# WHAT NEEDS TO BE DONE
Repeat every record below exactly, leaving out the pictures.

# RECORDS PROVIDED
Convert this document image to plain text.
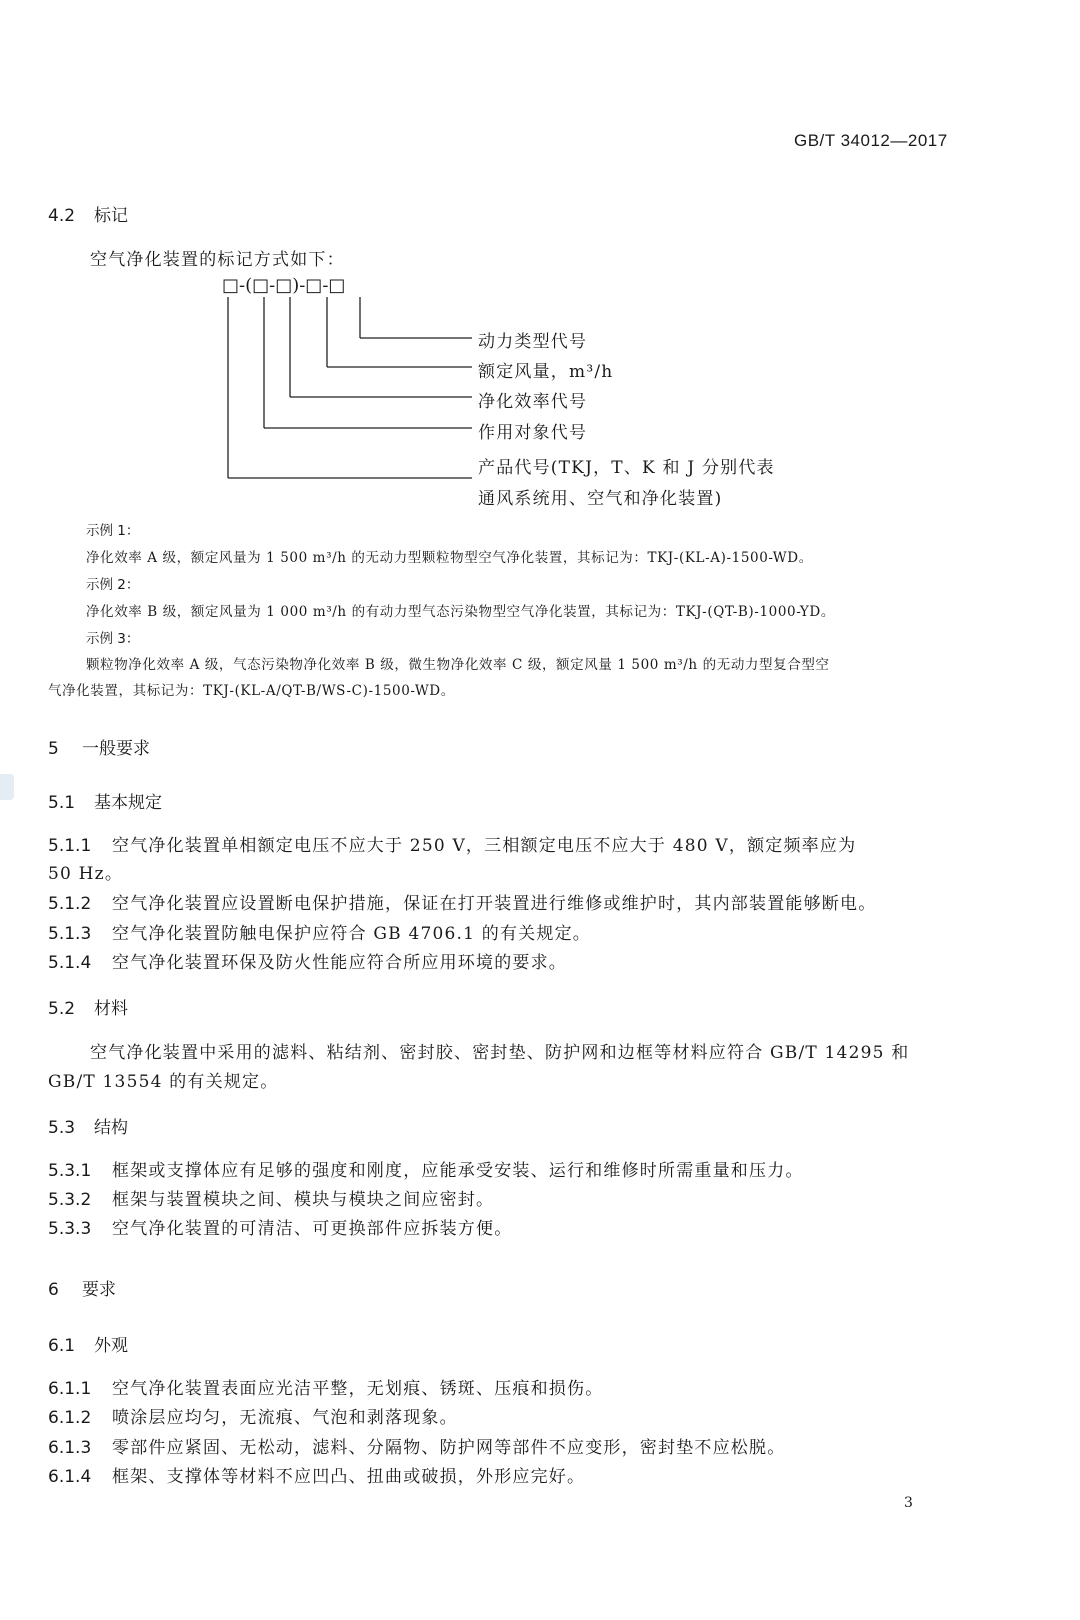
GB/T 34012—2017
4.2 标记
空气净化装置的标记方式如下：
□-(□-□)-□-□
动力类型代号
额定风量，m³/h
净化效率代号
作用对象代号
产品代号(TKJ，T、K 和 J 分别代表
通风系统用、空气和净化装置)
示例 1：
净化效率 A 级，额定风量为 1 500 m³/h 的无动力型颗粒物型空气净化装置，其标记为：TKJ-(KL-A)-1500-WD。
示例 2：
净化效率 B 级，额定风量为 1 000 m³/h 的有动力型气态污染物型空气净化装置，其标记为：TKJ-(QT-B)-1000-YD。
示例 3：
颗粒物净化效率 A 级，气态污染物净化效率 B 级，微生物净化效率 C 级，额定风量 1 500 m³/h 的无动力型复合型空
气净化装置，其标记为：TKJ-(KL-A/QT-B/WS-C)-1500-WD。
5 一般要求
5.1 基本规定
5.1.1 空气净化装置单相额定电压不应大于 250 V，三相额定电压不应大于 480 V，额定频率应为
50 Hz。
5.1.2 空气净化装置应设置断电保护措施，保证在打开装置进行维修或维护时，其内部装置能够断电。
5.1.3 空气净化装置防触电保护应符合 GB 4706.1 的有关规定。
5.1.4 空气净化装置环保及防火性能应符合所应用环境的要求。
5.2 材料
空气净化装置中采用的滤料、粘结剂、密封胶、密封垫、防护网和边框等材料应符合 GB/T 14295 和
GB/T 13554 的有关规定。
5.3 结构
5.3.1 框架或支撑体应有足够的强度和刚度，应能承受安装、运行和维修时所需重量和压力。
5.3.2 框架与装置模块之间、模块与模块之间应密封。
5.3.3 空气净化装置的可清洁、可更换部件应拆装方便。
6 要求
6.1 外观
6.1.1 空气净化装置表面应光洁平整，无划痕、锈斑、压痕和损伤。
6.1.2 喷涂层应均匀，无流痕、气泡和剥落现象。
6.1.3 零部件应紧固、无松动，滤料、分隔物、防护网等部件不应变形，密封垫不应松脱。
6.1.4 框架、支撑体等材料不应凹凸、扭曲或破损，外形应完好。
3
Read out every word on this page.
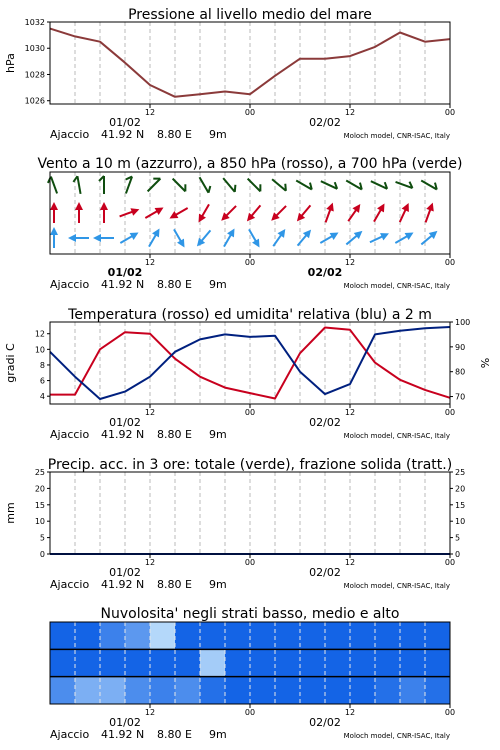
Pressione al livello medio del mare
1026
1028
1030
1032
hPa
12	00	12	00
01/02	02/02
Ajaccio 41.92 N 8.80 E 9m	Moloch model, CNR-ISAC, Italy
Vento a 10 m (azzurro), a 850 hPa (rosso), a 700 hPa (verde)
12	00	12	00
01/02	02/02
Ajaccio 41.92 N 8.80 E 9m	Moloch model, CNR-ISAC, Italy
Temperatura (rosso) ed umidita' relativa (blu) a 2 m
4
6
8
10
12
70
80
90
100
gradi C	%
12	00	12	00
01/02	02/02
Ajaccio 41.92 N 8.80 E 9m	Moloch model, CNR-ISAC, Italy
Precip. acc. in 3 ore: totale (verde), frazione solida (tratt.)
0
5
10
15
20
25
0
5
10
15
20
25
mm
12	00	12	00
01/02	02/02
Ajaccio 41.92 N 8.80 E 9m	Moloch model, CNR-ISAC, Italy
Nuvolosita' negli strati basso, medio e alto
12	00	12	00
01/02	02/02
Ajaccio 41.92 N 8.80 E 9m	Moloch model, CNR-ISAC, Italy
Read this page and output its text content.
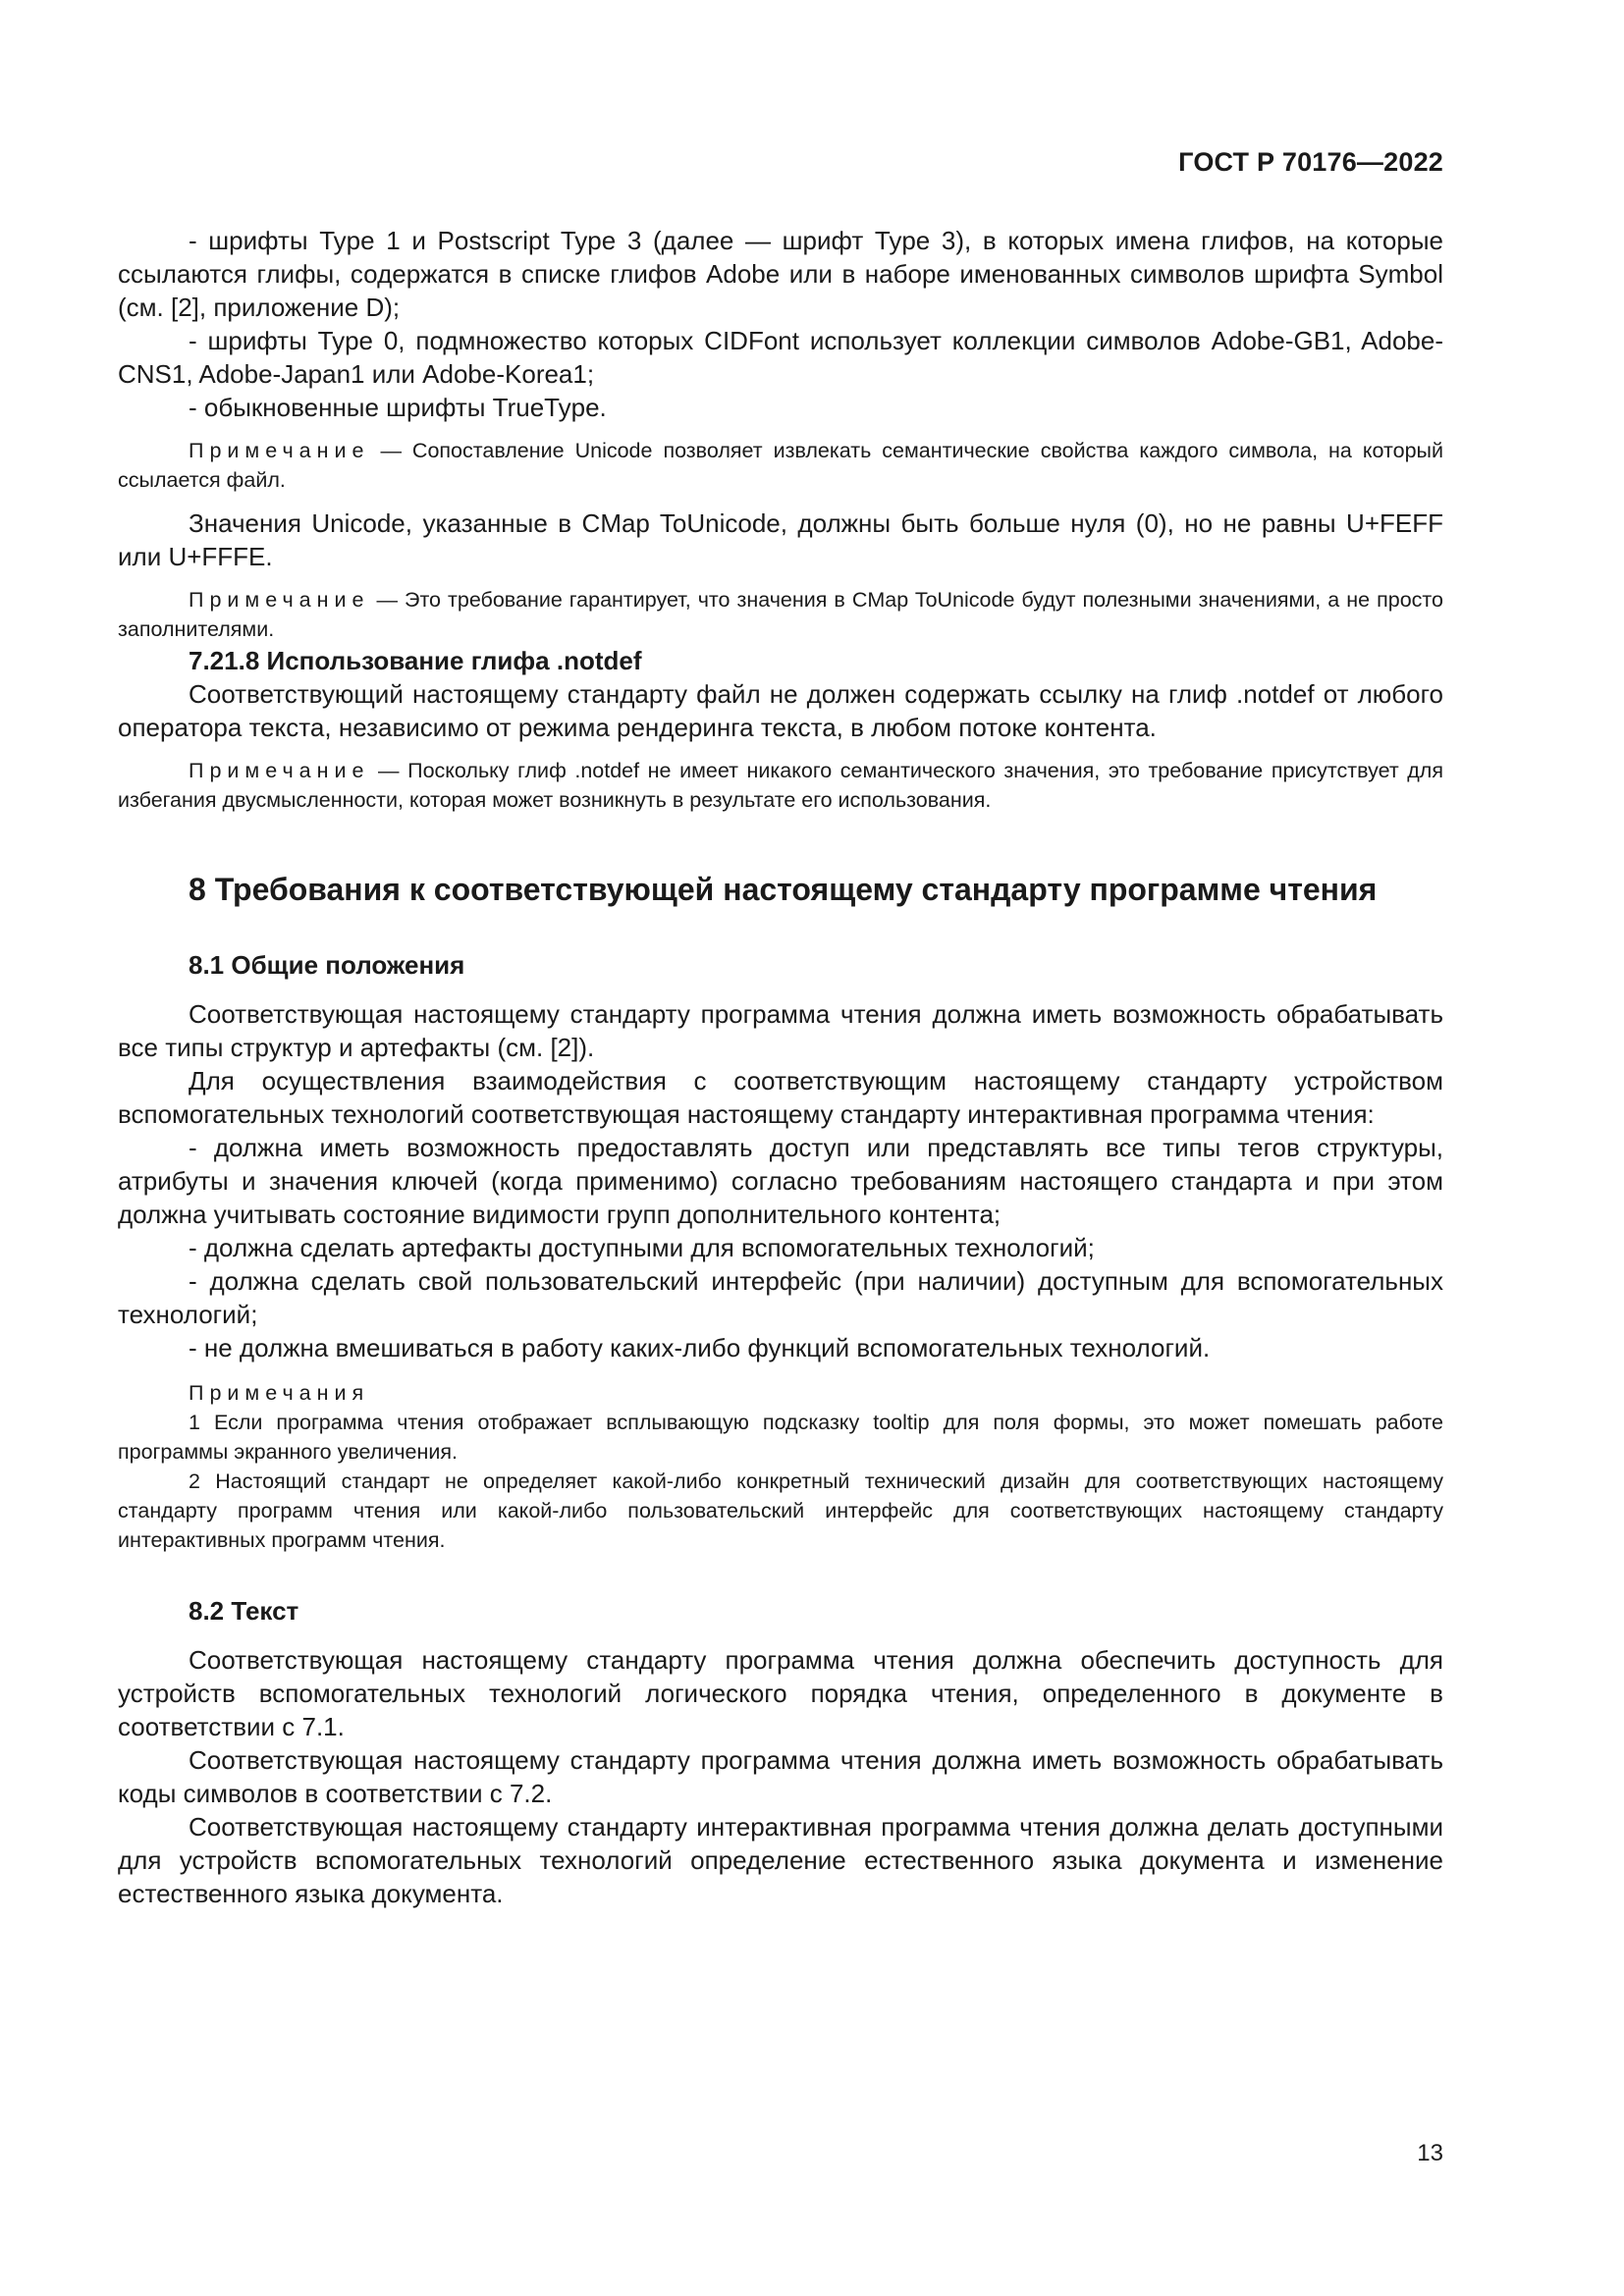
ГОСТ Р 70176—2022

- шрифты Type 1 и Postscript Type 3 (далее — шрифт Type 3), в которых имена глифов, на которые ссылаются глифы, содержатся в списке глифов Adobe или в наборе именованных символов шрифта Symbol (см. [2], приложение D);

- шрифты Type 0, подмножество которых CIDFont использует коллекции символов Adobe-GB1, Adobe-CNS1, Adobe-Japan1 или Adobe-Korea1;

- обыкновенные шрифты TrueType.

Примечание — Сопоставление Unicode позволяет извлекать семантические свойства каждого символа, на который ссылается файл.

Значения Unicode, указанные в CMap ToUnicode, должны быть больше нуля (0), но не равны U+FEFF или U+FFFE.

Примечание — Это требование гарантирует, что значения в CMap ToUnicode будут полезными значениями, а не просто заполнителями.

7.21.8 Использование глифа .notdef

Соответствующий настоящему стандарту файл не должен содержать ссылку на глиф .notdef от любого оператора текста, независимо от режима рендеринга текста, в любом потоке контента.

Примечание — Поскольку глиф .notdef не имеет никакого семантического значения, это требование присутствует для избегания двусмысленности, которая может возникнуть в результате его использования.

8 Требования к соответствующей настоящему стандарту программе чтения
8.1 Общие положения

Соответствующая настоящему стандарту программа чтения должна иметь возможность обрабатывать все типы структур и артефакты (см. [2]).

Для осуществления взаимодействия с соответствующим настоящему стандарту устройством вспомогательных технологий соответствующая настоящему стандарту интерактивная программа чтения:

- должна иметь возможность предоставлять доступ или представлять все типы тегов структуры, атрибуты и значения ключей (когда применимо) согласно требованиям настоящего стандарта и при этом должна учитывать состояние видимости групп дополнительного контента;

- должна сделать артефакты доступными для вспомогательных технологий;

- должна сделать свой пользовательский интерфейс (при наличии) доступным для вспомогательных технологий;

- не должна вмешиваться в работу каких-либо функций вспомогательных технологий.

Примечания

1 Если программа чтения отображает всплывающую подсказку tooltip для поля формы, это может помешать работе программы экранного увеличения.

2 Настоящий стандарт не определяет какой-либо конкретный технический дизайн для соответствующих настоящему стандарту программ чтения или какой-либо пользовательский интерфейс для соответствующих настоящему стандарту интерактивных программ чтения.

8.2 Текст

Соответствующая настоящему стандарту программа чтения должна обеспечить доступность для устройств вспомогательных технологий логического порядка чтения, определенного в документе в соответствии с 7.1.

Соответствующая настоящему стандарту программа чтения должна иметь возможность обрабатывать коды символов в соответствии с 7.2.

Соответствующая настоящему стандарту интерактивная программа чтения должна делать доступными для устройств вспомогательных технологий определение естественного языка документа и изменение естественного языка документа.

13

# TASK RESULT
Convert this document image to plain text.
GB/T 34012—2017
4.2 标记
空气净化装置的标记方式如下：
□-(□-□)-□-□
动力类型代号
额定风量，m³/h
净化效率代号
作用对象代号
产品代号(TKJ，T、K 和 J 分别代表
通风系统用、空气和净化装置)
示例 1：
净化效率 A 级，额定风量为 1 500 m³/h 的无动力型颗粒物型空气净化装置，其标记为：TKJ-(KL-A)-1500-WD。
示例 2：
净化效率 B 级，额定风量为 1 000 m³/h 的有动力型气态污染物型空气净化装置，其标记为：TKJ-(QT-B)-1000-YD。
示例 3：
颗粒物净化效率 A 级，气态污染物净化效率 B 级，微生物净化效率 C 级，额定风量 1 500 m³/h 的无动力型复合型空
气净化装置，其标记为：TKJ-(KL-A/QT-B/WS-C)-1500-WD。
5 一般要求
5.1 基本规定
5.1.1 空气净化装置单相额定电压不应大于 250 V，三相额定电压不应大于 480 V，额定频率应为
50 Hz。
5.1.2 空气净化装置应设置断电保护措施，保证在打开装置进行维修或维护时，其内部装置能够断电。
5.1.3 空气净化装置防触电保护应符合 GB 4706.1 的有关规定。
5.1.4 空气净化装置环保及防火性能应符合所应用环境的要求。
5.2 材料
空气净化装置中采用的滤料、粘结剂、密封胶、密封垫、防护网和边框等材料应符合 GB/T 14295 和
GB/T 13554 的有关规定。
5.3 结构
5.3.1 框架或支撑体应有足够的强度和刚度，应能承受安装、运行和维修时所需重量和压力。
5.3.2 框架与装置模块之间、模块与模块之间应密封。
5.3.3 空气净化装置的可清洁、可更换部件应拆装方便。
6 要求
6.1 外观
6.1.1 空气净化装置表面应光洁平整，无划痕、锈斑、压痕和损伤。
6.1.2 喷涂层应均匀，无流痕、气泡和剥落现象。
6.1.3 零部件应紧固、无松动，滤料、分隔物、防护网等部件不应变形，密封垫不应松脱。
6.1.4 框架、支撑体等材料不应凹凸、扭曲或破损，外形应完好。
3
Read out every word on this page.
Pressione al livello medio del mare
1026
1028
1030
1032
hPa
12	00	12	00
01/02	02/02
Ajaccio 41.92 N 8.80 E 9m	Moloch model, CNR-ISAC, Italy
Vento a 10 m (azzurro), a 850 hPa (rosso), a 700 hPa (verde)
12	00	12	00
01/02	02/02
Ajaccio 41.92 N 8.80 E 9m	Moloch model, CNR-ISAC, Italy
Temperatura (rosso) ed umidita' relativa (blu) a 2 m
4
6
8
10
12
70
80
90
100
gradi C	%
12	00	12	00
01/02	02/02
Ajaccio 41.92 N 8.80 E 9m	Moloch model, CNR-ISAC, Italy
Precip. acc. in 3 ore: totale (verde), frazione solida (tratt.)
0
5
10
15
20
25
0
5
10
15
20
25
mm
12	00	12	00
01/02	02/02
Ajaccio 41.92 N 8.80 E 9m	Moloch model, CNR-ISAC, Italy
Nuvolosita' negli strati basso, medio e alto
12	00	12	00
01/02	02/02
Ajaccio 41.92 N 8.80 E 9m	Moloch model, CNR-ISAC, Italy
Read this page and output its text content.
ГОСТ Р 70176—2022

- шрифты Type 1 и Postscript Type 3 (далее — шрифт Type 3), в которых имена глифов, на которые ссылаются глифы, содержатся в списке глифов Adobe или в наборе именованных символов шрифта Symbol (см. [2], приложение D);

- шрифты Type 0, подмножество которых CIDFont использует коллекции символов Adobe-GB1, Adobe-CNS1, Adobe-Japan1 или Adobe-Korea1;

- обыкновенные шрифты TrueType.

Примечание — Сопоставление Unicode позволяет извлекать семантические свойства каждого символа, на который ссылается файл.

Значения Unicode, указанные в CMap ToUnicode, должны быть больше нуля (0), но не равны U+FEFF или U+FFFE.

Примечание — Это требование гарантирует, что значения в CMap ToUnicode будут полезными значениями, а не просто заполнителями.

7.21.8 Использование глифа .notdef

Соответствующий настоящему стандарту файл не должен содержать ссылку на глиф .notdef от любого оператора текста, независимо от режима рендеринга текста, в любом потоке контента.

Примечание — Поскольку глиф .notdef не имеет никакого семантического значения, это требование присутствует для избегания двусмысленности, которая может возникнуть в результате его использования.

8 Требования к соответствующей настоящему стандарту программе чтения
8.1 Общие положения

Соответствующая настоящему стандарту программа чтения должна иметь возможность обрабатывать все типы структур и артефакты (см. [2]).

Для осуществления взаимодействия с соответствующим настоящему стандарту устройством вспомогательных технологий соответствующая настоящему стандарту интерактивная программа чтения:

- должна иметь возможность предоставлять доступ или представлять все типы тегов структуры, атрибуты и значения ключей (когда применимо) согласно требованиям настоящего стандарта и при этом должна учитывать состояние видимости групп дополнительного контента;

- должна сделать артефакты доступными для вспомогательных технологий;

- должна сделать свой пользовательский интерфейс (при наличии) доступным для вспомогательных технологий;

- не должна вмешиваться в работу каких-либо функций вспомогательных технологий.

Примечания

1 Если программа чтения отображает всплывающую подсказку tooltip для поля формы, это может помешать работе программы экранного увеличения.

2 Настоящий стандарт не определяет какой-либо конкретный технический дизайн для соответствующих настоящему стандарту программ чтения или какой-либо пользовательский интерфейс для соответствующих настоящему стандарту интерактивных программ чтения.

8.2 Текст

Соответствующая настоящему стандарту программа чтения должна обеспечить доступность для устройств вспомогательных технологий логического порядка чтения, определенного в документе в соответствии с 7.1.

Соответствующая настоящему стандарту программа чтения должна иметь возможность обрабатывать коды символов в соответствии с 7.2.

Соответствующая настоящему стандарту интерактивная программа чтения должна делать доступными для устройств вспомогательных технологий определение естественного языка документа и изменение естественного языка документа.

13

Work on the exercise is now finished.